→ Input
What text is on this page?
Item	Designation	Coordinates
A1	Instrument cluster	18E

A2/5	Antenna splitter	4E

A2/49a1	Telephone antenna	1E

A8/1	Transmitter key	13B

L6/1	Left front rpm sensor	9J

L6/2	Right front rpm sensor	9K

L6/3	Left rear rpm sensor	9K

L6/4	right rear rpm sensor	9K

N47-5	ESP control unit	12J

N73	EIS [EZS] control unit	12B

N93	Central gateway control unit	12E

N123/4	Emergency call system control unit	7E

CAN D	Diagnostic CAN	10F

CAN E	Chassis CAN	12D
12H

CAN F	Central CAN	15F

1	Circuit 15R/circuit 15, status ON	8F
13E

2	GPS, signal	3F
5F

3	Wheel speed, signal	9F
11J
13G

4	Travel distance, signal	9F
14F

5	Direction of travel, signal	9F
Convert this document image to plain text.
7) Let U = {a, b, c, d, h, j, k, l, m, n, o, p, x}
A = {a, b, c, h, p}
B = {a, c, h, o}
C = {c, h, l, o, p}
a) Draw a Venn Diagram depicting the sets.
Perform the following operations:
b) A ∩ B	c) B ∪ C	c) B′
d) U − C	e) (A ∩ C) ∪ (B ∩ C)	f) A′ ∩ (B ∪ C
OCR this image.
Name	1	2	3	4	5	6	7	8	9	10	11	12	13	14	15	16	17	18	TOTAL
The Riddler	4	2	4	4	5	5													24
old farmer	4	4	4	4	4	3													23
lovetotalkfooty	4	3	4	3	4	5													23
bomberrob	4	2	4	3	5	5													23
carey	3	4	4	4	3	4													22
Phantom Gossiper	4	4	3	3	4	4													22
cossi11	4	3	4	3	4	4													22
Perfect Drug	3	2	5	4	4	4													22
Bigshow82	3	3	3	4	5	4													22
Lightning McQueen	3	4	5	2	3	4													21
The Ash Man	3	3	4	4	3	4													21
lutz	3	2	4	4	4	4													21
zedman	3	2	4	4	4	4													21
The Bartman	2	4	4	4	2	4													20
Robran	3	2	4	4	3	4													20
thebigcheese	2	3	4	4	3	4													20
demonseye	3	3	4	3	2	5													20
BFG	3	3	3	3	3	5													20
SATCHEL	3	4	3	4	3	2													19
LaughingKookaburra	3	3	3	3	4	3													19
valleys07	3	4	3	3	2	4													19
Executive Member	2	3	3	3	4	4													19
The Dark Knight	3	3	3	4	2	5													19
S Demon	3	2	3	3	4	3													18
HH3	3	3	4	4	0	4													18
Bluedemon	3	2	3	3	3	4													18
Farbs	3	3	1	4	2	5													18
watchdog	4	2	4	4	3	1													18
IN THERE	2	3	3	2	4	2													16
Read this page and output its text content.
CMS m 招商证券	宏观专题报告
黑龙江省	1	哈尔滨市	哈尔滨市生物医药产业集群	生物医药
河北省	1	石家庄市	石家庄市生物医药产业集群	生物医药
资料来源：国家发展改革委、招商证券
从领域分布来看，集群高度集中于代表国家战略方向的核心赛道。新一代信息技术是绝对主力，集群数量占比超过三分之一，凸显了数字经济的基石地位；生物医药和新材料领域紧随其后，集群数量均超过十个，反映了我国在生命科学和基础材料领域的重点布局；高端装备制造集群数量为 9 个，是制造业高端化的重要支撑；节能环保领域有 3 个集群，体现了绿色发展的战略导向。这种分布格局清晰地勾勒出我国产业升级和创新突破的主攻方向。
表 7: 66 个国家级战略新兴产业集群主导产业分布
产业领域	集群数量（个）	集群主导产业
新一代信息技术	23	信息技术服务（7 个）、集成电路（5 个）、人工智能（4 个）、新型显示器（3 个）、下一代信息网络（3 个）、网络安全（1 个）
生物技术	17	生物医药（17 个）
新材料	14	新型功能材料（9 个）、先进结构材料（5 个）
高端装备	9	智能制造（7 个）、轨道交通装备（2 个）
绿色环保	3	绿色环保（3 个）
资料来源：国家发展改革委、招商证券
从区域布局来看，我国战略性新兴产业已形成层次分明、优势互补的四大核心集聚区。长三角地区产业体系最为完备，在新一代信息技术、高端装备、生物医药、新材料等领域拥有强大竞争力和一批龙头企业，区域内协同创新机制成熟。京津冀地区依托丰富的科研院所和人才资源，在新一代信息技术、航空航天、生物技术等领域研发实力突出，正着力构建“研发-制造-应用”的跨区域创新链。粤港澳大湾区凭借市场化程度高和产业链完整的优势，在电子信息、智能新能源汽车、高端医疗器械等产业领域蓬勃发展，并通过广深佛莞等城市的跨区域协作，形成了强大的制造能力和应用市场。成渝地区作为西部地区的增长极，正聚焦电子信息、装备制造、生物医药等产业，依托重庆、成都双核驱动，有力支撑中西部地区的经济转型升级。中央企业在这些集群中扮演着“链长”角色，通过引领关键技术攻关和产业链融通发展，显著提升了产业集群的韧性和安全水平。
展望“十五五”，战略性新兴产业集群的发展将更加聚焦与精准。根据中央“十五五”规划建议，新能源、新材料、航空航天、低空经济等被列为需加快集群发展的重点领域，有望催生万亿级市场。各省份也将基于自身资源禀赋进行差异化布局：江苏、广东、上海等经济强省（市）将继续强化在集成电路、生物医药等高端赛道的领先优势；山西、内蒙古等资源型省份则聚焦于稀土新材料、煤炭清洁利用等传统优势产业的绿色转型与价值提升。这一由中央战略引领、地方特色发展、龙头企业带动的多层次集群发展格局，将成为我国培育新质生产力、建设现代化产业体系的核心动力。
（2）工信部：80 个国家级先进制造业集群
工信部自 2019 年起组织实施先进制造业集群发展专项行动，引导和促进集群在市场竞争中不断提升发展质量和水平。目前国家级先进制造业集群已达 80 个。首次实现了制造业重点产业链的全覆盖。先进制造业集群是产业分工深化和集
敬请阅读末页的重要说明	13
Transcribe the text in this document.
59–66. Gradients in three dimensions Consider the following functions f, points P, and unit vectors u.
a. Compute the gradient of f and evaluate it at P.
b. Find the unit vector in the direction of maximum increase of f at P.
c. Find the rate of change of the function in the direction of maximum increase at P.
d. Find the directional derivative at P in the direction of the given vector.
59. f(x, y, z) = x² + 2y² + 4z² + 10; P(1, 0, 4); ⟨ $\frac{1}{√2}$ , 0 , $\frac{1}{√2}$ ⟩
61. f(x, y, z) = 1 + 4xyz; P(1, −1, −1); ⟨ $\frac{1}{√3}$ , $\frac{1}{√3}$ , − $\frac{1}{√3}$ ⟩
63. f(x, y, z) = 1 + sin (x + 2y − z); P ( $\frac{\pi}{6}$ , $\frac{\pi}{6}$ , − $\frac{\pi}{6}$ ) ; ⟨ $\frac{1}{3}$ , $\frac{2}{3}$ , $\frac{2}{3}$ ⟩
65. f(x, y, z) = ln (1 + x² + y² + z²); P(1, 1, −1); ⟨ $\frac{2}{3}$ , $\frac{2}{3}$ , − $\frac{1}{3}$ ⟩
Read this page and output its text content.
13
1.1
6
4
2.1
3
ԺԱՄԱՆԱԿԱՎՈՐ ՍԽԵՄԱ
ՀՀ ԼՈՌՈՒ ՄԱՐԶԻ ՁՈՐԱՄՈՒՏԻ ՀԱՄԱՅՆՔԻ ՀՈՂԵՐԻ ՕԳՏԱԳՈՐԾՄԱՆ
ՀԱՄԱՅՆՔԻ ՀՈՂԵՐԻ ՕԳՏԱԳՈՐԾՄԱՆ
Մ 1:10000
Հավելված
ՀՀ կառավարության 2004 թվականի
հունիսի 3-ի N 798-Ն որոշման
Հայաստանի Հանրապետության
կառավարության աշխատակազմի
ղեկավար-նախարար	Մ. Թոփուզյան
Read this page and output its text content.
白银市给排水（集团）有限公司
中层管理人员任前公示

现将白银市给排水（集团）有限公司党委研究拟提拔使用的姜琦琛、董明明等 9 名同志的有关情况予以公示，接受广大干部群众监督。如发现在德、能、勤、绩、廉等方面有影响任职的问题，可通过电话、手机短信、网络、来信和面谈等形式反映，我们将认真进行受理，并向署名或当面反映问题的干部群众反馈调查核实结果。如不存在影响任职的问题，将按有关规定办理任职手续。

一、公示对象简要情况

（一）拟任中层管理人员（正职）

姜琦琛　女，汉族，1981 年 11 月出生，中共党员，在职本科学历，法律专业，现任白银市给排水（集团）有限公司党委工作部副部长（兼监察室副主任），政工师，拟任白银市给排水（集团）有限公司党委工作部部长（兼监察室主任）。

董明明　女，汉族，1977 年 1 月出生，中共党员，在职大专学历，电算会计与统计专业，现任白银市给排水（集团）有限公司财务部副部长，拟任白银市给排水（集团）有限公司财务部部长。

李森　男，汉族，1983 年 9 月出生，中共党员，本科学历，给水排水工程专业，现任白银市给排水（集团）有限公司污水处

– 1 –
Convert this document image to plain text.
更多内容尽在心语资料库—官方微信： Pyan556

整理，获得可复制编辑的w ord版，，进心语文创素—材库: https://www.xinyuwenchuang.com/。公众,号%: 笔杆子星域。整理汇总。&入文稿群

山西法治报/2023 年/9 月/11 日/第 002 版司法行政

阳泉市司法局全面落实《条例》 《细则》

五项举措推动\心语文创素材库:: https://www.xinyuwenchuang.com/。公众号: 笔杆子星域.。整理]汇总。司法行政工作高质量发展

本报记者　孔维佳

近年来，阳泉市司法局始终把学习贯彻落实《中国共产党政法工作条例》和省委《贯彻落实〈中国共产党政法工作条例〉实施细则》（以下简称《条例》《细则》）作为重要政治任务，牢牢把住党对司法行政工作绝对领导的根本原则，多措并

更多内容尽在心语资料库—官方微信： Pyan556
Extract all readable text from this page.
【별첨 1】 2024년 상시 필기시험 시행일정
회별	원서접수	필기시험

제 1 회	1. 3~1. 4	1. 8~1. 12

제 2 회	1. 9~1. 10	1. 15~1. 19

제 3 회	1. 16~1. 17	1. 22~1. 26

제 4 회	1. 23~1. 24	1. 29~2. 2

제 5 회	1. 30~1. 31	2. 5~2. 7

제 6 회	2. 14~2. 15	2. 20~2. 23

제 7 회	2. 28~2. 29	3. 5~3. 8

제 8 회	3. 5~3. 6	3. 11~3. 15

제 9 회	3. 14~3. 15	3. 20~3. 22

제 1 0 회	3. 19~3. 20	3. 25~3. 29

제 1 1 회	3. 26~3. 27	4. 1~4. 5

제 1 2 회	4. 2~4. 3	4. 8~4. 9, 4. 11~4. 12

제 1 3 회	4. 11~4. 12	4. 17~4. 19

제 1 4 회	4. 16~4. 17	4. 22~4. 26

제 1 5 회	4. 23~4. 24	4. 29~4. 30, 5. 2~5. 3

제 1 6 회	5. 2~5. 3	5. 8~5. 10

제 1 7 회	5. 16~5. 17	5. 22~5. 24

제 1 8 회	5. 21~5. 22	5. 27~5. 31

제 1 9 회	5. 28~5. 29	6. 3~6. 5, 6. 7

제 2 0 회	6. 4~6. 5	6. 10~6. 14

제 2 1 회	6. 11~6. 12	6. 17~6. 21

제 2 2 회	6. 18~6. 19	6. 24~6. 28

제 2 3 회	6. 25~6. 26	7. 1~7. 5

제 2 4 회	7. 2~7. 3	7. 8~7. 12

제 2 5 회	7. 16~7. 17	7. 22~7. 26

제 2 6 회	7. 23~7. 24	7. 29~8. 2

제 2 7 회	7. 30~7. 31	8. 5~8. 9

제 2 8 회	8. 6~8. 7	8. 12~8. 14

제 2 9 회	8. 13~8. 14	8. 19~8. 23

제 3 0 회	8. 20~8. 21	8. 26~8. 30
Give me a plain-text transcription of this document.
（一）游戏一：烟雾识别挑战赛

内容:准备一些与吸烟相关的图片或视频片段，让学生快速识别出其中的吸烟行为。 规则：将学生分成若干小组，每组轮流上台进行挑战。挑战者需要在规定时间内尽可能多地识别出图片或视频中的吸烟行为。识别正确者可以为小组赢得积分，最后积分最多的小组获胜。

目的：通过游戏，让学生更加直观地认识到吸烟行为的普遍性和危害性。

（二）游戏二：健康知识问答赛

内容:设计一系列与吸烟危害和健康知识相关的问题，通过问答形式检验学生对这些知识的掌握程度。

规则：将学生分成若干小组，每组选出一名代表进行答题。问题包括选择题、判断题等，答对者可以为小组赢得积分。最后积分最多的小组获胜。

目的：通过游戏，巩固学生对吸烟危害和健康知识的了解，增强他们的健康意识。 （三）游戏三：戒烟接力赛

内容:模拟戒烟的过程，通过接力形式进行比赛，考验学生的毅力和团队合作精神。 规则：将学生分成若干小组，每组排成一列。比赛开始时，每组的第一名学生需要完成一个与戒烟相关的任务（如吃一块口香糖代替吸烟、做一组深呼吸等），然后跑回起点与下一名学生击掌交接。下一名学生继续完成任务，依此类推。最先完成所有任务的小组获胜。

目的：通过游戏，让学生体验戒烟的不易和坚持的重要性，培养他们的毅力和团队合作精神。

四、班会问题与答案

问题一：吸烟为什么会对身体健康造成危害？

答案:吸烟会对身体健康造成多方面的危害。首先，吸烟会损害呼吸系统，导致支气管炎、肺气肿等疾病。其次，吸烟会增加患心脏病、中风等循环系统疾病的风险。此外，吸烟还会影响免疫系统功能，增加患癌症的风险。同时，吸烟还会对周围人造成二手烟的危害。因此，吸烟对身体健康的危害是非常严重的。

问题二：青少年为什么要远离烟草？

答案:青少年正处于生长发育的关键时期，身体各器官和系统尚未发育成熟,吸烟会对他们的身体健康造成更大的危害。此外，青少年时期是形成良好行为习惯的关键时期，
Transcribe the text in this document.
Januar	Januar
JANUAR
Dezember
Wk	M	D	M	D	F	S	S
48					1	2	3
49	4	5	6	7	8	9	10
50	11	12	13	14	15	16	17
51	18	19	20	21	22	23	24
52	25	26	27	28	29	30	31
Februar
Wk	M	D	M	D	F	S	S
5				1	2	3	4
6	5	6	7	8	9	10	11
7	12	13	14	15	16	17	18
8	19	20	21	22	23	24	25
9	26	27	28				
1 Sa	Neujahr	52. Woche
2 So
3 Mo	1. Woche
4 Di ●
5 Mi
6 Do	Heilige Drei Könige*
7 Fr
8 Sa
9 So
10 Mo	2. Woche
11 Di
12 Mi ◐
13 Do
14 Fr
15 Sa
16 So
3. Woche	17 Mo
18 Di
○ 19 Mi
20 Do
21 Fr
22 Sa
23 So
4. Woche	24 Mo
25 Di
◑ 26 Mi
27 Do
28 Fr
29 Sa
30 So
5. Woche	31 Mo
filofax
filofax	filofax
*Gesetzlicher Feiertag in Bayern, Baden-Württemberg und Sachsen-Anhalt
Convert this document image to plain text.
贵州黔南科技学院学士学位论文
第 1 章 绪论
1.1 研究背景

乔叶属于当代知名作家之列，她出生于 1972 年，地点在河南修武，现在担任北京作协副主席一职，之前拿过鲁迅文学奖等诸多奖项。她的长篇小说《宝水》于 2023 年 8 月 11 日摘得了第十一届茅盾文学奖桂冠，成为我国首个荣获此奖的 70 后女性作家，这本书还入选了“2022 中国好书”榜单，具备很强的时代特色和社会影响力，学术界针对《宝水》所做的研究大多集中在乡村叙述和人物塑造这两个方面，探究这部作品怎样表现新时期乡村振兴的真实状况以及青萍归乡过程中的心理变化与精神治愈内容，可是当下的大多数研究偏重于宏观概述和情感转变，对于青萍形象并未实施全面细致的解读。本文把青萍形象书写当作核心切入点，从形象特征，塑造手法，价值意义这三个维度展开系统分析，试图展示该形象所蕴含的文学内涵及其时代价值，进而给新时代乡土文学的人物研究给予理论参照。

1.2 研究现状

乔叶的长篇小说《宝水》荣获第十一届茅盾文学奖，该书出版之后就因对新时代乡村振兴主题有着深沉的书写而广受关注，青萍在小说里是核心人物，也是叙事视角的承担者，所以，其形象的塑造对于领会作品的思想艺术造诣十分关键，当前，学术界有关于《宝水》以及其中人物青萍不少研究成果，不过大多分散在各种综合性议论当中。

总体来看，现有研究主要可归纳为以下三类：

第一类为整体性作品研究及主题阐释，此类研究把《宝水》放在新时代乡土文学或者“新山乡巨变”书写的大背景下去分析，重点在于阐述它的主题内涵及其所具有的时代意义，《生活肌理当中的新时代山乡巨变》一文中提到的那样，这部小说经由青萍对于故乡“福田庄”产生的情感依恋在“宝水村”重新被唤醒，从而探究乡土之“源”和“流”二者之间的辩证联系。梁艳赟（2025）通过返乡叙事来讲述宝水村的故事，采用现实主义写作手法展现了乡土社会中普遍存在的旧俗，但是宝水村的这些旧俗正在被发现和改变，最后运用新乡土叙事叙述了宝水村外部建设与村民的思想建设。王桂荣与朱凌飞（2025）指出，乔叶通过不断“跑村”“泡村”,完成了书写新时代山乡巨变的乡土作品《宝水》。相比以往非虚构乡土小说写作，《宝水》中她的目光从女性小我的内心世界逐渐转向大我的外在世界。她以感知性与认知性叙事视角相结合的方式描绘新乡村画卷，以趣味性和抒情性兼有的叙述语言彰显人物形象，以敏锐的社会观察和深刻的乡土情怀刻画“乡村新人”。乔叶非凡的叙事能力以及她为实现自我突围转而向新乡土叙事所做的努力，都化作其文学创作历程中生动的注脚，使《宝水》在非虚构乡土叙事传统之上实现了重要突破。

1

→ Short problem
Gather all lines with the string "ՀԱՄԱՅՆՔԻ" from the data.

→ Output for this exercise
ՀՀ ԼՈՌՈՒ ՄԱՐԶԻ ՁՈՐԱՄՈՒՏԻ ՀԱՄԱՅՆՔԻ ՀՈՂԵՐԻ ՕԳՏԱԳՈՐԾՄԱՆ
ՀԱՄԱՅՆՔԻ ՀՈՂԵՐԻ ՕԳՏԱԳՈՐԾՄԱՆ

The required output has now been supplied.